Work to complete: How many lines of the data hold the word "فأقام"? State the number and nothing else.
####
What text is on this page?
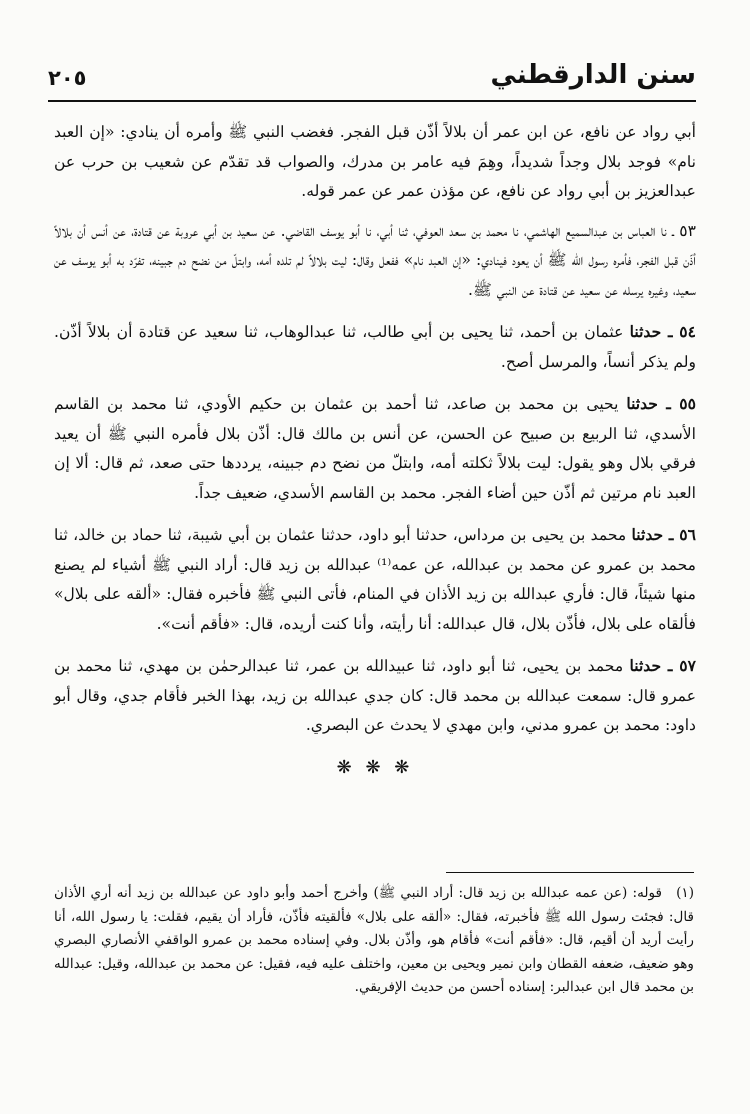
سنن الدارقطني
٢٠٥

أبي رواد عن نافع، عن ابن عمر أن بلالاً أذّن قبل الفجر. فغضب النبي ﷺ وأمره أن ينادي: «إن العبد نام» فوجد بلال وجداً شديداً، وهِمَ فيه عامر بن مدرك، والصواب قد تقدّم عن شعيب بن حرب عن عبدالعزيز بن أبي رواد عن نافع، عن مؤذن عمر عن عمر قوله.

٥٣ ـ نا العباس بن عبدالسميع الهاشمي، نا محمد بن سعد العوفي، ثنا أبي، نا أبو يوسف القاضي. عن سعيد بن أبي عروبة عن قتادة، عن أنس أن بلالاً أذّن قبل الفجر، فأمره رسول الله ﷺ أن يعود فينادي: «إن العبد نام» ففعل وقال: ليت بلالاً لم تلده أمه، وابتلّ من نضح دم جبينه، تفرّد به أبو يوسف عن سعيد، وغيره يرسله عن سعيد عن قتادة عن النبي ﷺ.

٥٤ ـ حدثنا عثمان بن أحمد، ثنا يحيى بن أبي طالب، ثنا عبدالوهاب، ثنا سعيد عن قتادة أن بلالاً أذّن. ولم يذكر أنساً، والمرسل أصح.

٥٥ ـ حدثنا يحيى بن محمد بن صاعد، ثنا أحمد بن عثمان بن حكيم الأودي، ثنا محمد بن القاسم الأسدي، ثنا الربيع بن صبيح عن الحسن، عن أنس بن مالك قال: أذّن بلال فأمره النبي ﷺ أن يعيد فرقي بلال وهو يقول: ليت بلالاً ثكلته أمه، وابتلّ من نضح دم جبينه، يرددها حتى صعد، ثم قال: ألا إن العبد نام مرتين ثم أذّن حين أضاء الفجر. محمد بن القاسم الأسدي، ضعيف جداً.

٥٦ ـ حدثنا محمد بن يحيى بن مرداس، حدثنا أبو داود، حدثنا عثمان بن أبي شيبة، ثنا حماد بن خالد، ثنا محمد بن عمرو عن محمد بن عبدالله، عن عمه⁽¹⁾ عبدالله بن زيد قال: أراد النبي ﷺ أشياء لم يصنع منها شيئاً، قال: فأري عبدالله بن زيد الأذان في المنام، فأتى النبي ﷺ فأخبره فقال: «ألقه على بلال» فألقاه على بلال، فأذّن بلال، قال عبدالله: أنا رأيته، وأنا كنت أريده، قال: «فأقم أنت».

٥٧ ـ حدثنا محمد بن يحيى، ثنا أبو داود، ثنا عبيدالله بن عمر، ثنا عبدالرحمٰن بن مهدي، ثنا محمد بن عمرو قال: سمعت عبدالله بن محمد قال: كان جدي عبدالله بن زيد، بهذا الخبر فأقام جدي، وقال أبو داود: محمد بن عمرو مدني، وابن مهدي لا يحدث عن البصري.

❋ ❋ ❋
(١)قوله: (عن عمه عبدالله بن زيد قال: أراد النبي ﷺ) وأخرج أحمد وأبو داود عن عبدالله بن زيد أنه أري الأذان قال: فجئت رسول الله ﷺ فأخبرته، فقال: «ألقه على بلال» فألقيته فأذّن، فأراد أن يقيم، فقلت: يا رسول الله، أنا رأيت أريد أن أقيم، قال: «فأقم أنت» فأقام هو، وأذّن بلال. وفي إسناده محمد بن عمرو الواقفي الأنصاري البصري وهو ضعيف، ضعفه القطان وابن نمير ويحيى بن معين، واختلف عليه فيه، فقيل: عن محمد بن عبدالله، وقيل: عبدالله بن محمد قال ابن عبدالبر: إسناده أحسن من حديث الإفريقي.
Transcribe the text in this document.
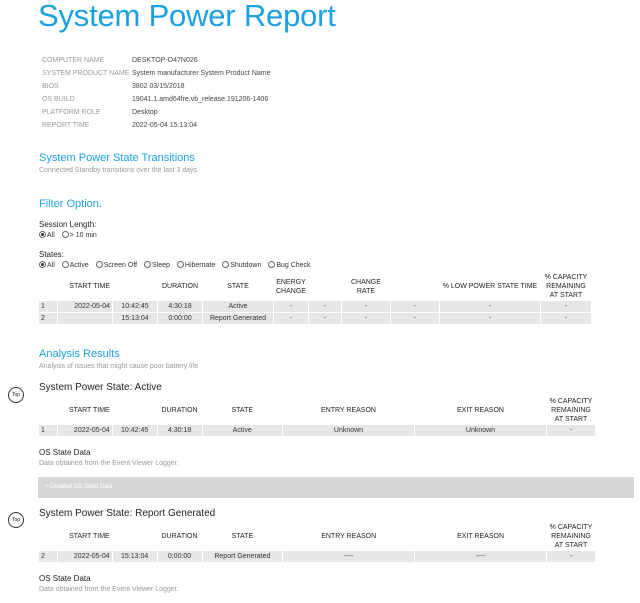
System Power Report
COMPUTER NAME	DESKTOP-O47N026
SYSTEM PRODUCT NAME	System manufacturer System Product Name
BIOS	3802 03/15/2018
OS BUILD	19041.1.amd64fre.vb_release.191206-1406
PLATFORM ROLE	Desktop
REPORT TIME	2022-05-04 15:13:04
System Power State Transitions
Connected Standby transitions over the last 3 days
Filter Option.
Session Length:
All > 10 min
States:
All Active Screen Off Sleep Hibernate Shutdown Bug Check
	START TIME		DURATION	STATE	ENERGY CHANGE		CHANGE RATE		% LOW POWER STATE TIME	% CAPACITY REMAINING AT START
1	2022-05-04	10:42:45	4:30:18	Active	-	-	-	-	-	-
2		15:13:04	0:00:00	Report Generated	-	-	-	-	-	-
Analysis Results
Analysis of issues that might cause poor battery life
Top
System Power State: Active
	START TIME		DURATION	STATE	ENTRY REASON	EXIT REASON	% CAPACITY REMAINING AT START
1	2022-05-04	10:42:45	4:30:18	Active	Unknown	Unknown	-
OS State Data
Data obtained from the Event Viewer Logger.
+ Detailed OS State Data
Top
System Power State: Report Generated
	START TIME		DURATION	STATE	ENTRY REASON	EXIT REASON	% CAPACITY REMAINING AT START
2	2022-05-04	15:13:04	0:00:00	Report Generated	----	----	-
OS State Data
Data obtained from the Event Viewer Logger.
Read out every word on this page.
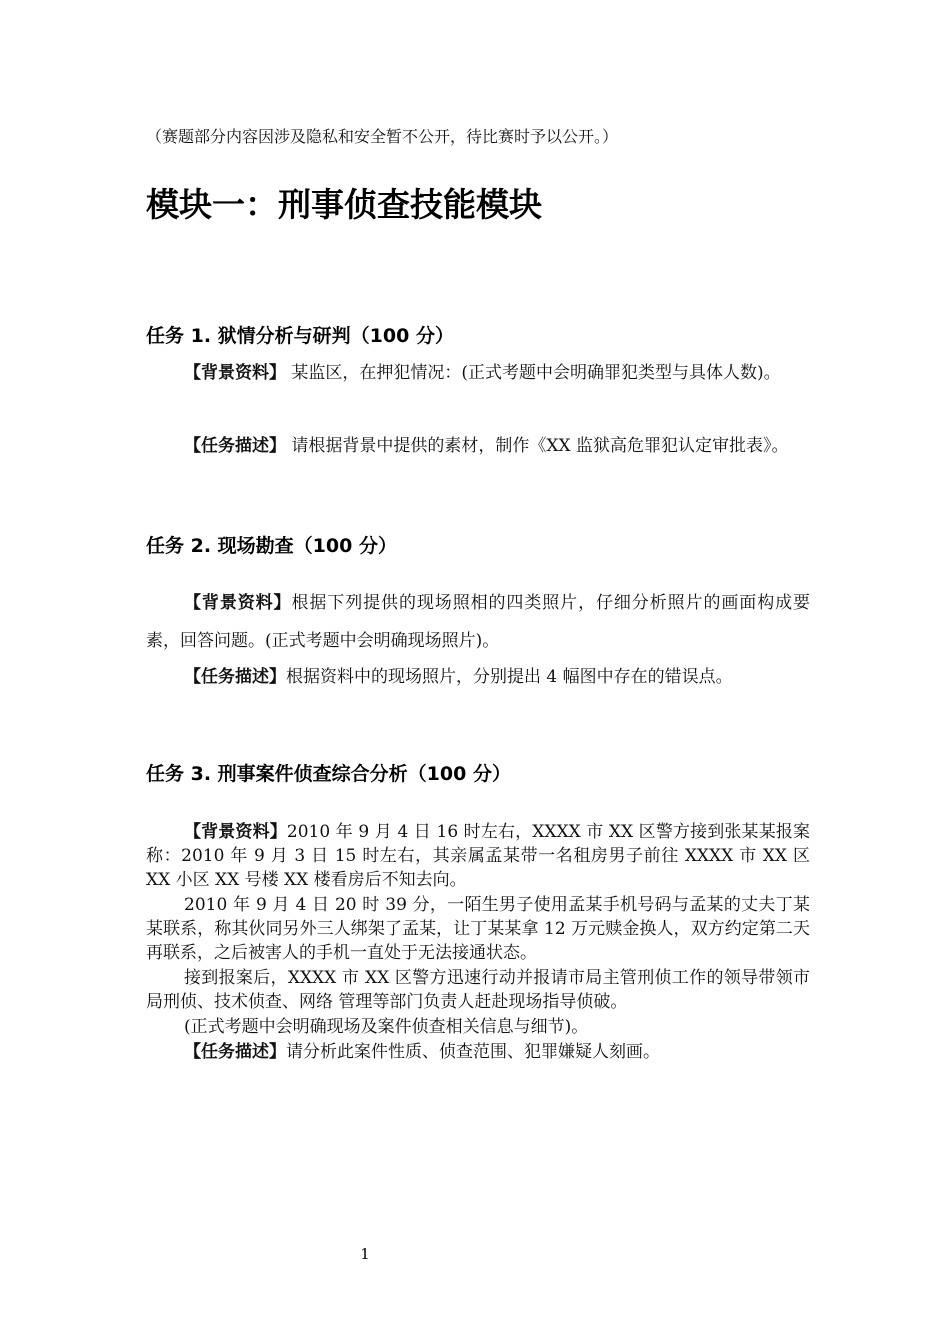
（赛题部分内容因涉及隐私和安全暂不公开，待比赛时予以公开。）
模块一：刑事侦查技能模块
任务 1. 狱情分析与研判（100 分）
【背景资料】 某监区，在押犯情况：(正式考题中会明确罪犯类型与具体人数)。
【任务描述】 请根据背景中提供的素材，制作《XX 监狱高危罪犯认定审批表》。
任务 2. 现场勘查（100 分）
【背景资料】根据下列提供的现场照相的四类照片，仔细分析照片的画面构成要素，回答问题。(正式考题中会明确现场照片)。
【任务描述】根据资料中的现场照片，分别提出 4 幅图中存在的错误点。
任务 3. 刑事案件侦查综合分析（100 分）
【背景资料】2010 年 9 月 4 日 16 时左右，XXXX 市 XX 区警方接到张某某报案称：2010 年 9 月 3 日 15 时左右，其亲属孟某带一名租房男子前往 XXXX 市 XX 区 XX 小区 XX 号楼 XX 楼看房后不知去向。
2010 年 9 月 4 日 20 时 39 分，一陌生男子使用孟某手机号码与孟某的丈夫丁某某联系，称其伙同另外三人绑架了孟某，让丁某某拿 12 万元赎金换人，双方约定第二天再联系，之后被害人的手机一直处于无法接通状态。
接到报案后，XXXX 市 XX 区警方迅速行动并报请市局主管刑侦工作的领导带领市局刑侦、技术侦查、网络 管理等部门负责人赶赴现场指导侦破。
(正式考题中会明确现场及案件侦查相关信息与细节)。
【任务描述】请分析此案件性质、侦查范围、犯罪嫌疑人刻画。
1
####
Response below: 2